Exercise directions: Pull out each line of the data that includes the word "JSON".

Recorded information:
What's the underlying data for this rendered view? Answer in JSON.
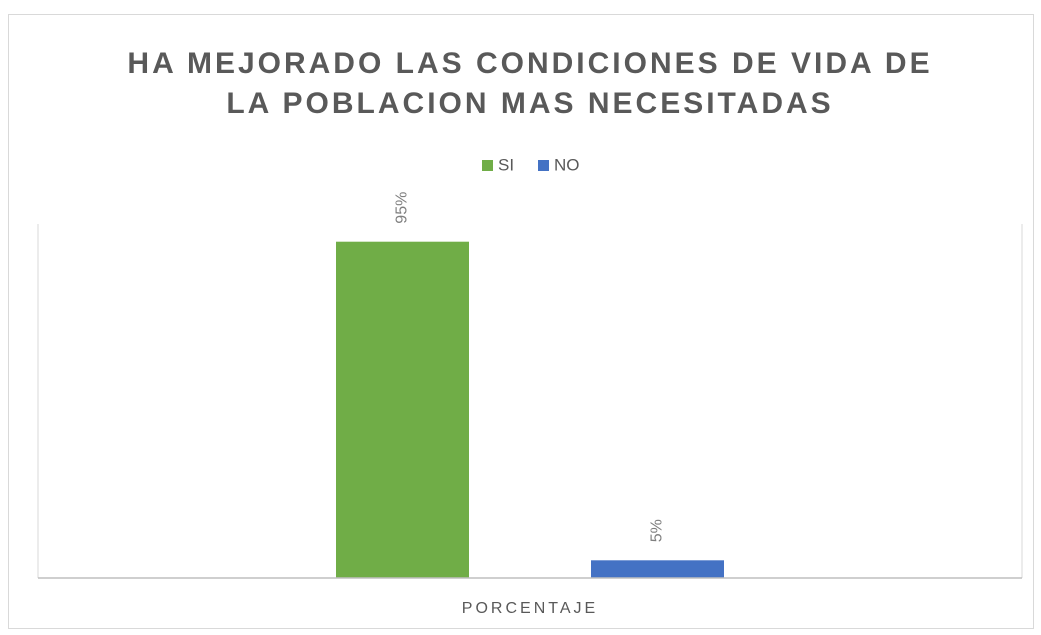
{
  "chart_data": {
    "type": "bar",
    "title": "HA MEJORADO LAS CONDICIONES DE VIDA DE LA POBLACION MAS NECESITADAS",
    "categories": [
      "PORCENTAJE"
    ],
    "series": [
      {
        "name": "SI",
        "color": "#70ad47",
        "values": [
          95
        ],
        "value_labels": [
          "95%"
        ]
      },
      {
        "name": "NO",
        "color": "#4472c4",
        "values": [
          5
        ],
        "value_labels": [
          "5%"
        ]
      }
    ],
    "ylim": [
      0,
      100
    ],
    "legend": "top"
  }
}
--
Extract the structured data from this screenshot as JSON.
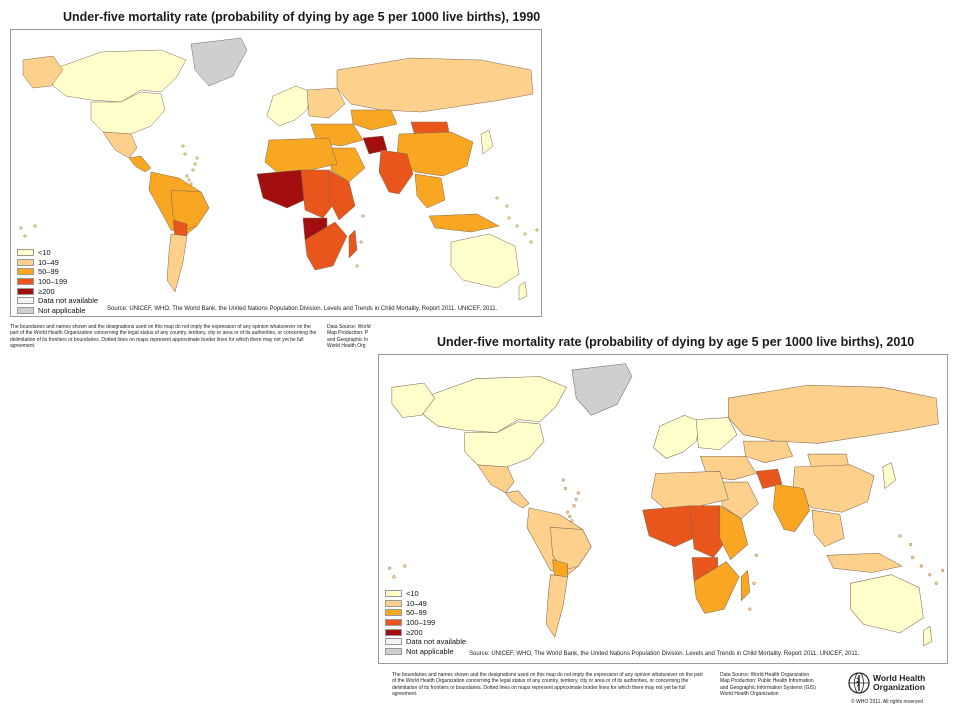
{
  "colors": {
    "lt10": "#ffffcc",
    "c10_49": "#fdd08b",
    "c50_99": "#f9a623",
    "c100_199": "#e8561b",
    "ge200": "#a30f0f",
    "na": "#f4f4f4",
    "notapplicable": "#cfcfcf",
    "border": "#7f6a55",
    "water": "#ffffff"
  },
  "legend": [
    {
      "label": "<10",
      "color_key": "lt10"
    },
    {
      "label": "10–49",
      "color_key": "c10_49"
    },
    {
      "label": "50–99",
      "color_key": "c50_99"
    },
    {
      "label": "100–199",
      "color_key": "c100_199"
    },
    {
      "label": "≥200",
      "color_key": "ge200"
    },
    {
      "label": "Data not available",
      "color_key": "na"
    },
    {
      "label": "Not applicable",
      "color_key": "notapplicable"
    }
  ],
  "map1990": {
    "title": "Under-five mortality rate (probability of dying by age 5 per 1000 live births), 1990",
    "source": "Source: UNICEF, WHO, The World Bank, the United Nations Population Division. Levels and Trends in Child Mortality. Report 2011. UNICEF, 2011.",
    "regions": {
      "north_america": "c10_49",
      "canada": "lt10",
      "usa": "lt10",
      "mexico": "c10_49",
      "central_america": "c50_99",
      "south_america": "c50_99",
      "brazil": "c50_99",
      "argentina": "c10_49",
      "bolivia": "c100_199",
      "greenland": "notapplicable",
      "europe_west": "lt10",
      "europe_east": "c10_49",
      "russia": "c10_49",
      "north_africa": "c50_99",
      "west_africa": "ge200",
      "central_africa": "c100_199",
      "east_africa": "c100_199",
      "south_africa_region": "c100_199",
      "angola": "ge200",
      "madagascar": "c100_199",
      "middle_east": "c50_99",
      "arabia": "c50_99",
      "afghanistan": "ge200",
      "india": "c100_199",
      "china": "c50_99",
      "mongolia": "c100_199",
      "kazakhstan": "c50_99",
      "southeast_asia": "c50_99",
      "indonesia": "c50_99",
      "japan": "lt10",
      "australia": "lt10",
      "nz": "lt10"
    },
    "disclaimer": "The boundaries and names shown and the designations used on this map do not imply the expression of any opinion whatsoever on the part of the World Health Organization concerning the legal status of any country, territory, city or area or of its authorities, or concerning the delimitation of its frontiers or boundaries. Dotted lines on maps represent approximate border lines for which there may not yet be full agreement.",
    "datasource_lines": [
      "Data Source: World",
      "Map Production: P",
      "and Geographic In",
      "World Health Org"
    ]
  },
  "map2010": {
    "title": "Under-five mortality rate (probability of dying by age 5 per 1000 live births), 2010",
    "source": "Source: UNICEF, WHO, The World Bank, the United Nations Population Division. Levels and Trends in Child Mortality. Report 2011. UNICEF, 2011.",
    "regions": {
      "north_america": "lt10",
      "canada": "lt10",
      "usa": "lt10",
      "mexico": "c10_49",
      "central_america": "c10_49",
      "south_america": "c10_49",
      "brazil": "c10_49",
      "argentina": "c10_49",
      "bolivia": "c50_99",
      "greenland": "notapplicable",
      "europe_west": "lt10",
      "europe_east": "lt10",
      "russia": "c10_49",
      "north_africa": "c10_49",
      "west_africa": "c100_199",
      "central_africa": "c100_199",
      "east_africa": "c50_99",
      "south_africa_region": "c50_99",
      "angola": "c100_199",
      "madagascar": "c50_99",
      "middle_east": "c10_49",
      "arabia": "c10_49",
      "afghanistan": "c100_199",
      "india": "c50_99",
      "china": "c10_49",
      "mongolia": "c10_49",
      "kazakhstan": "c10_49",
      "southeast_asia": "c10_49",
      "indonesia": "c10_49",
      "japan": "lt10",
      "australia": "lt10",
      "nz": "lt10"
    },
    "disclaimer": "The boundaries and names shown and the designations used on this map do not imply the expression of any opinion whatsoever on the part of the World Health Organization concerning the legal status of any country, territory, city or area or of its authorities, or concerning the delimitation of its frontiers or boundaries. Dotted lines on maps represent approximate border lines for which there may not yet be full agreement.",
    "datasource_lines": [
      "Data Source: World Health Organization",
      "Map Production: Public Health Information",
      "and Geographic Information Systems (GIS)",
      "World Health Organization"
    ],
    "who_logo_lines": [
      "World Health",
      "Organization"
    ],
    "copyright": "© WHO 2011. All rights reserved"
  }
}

Worked answer:
What's the underlying data for this rendered view? Answer in JSON.
Extract the structured data from this screenshot as JSON.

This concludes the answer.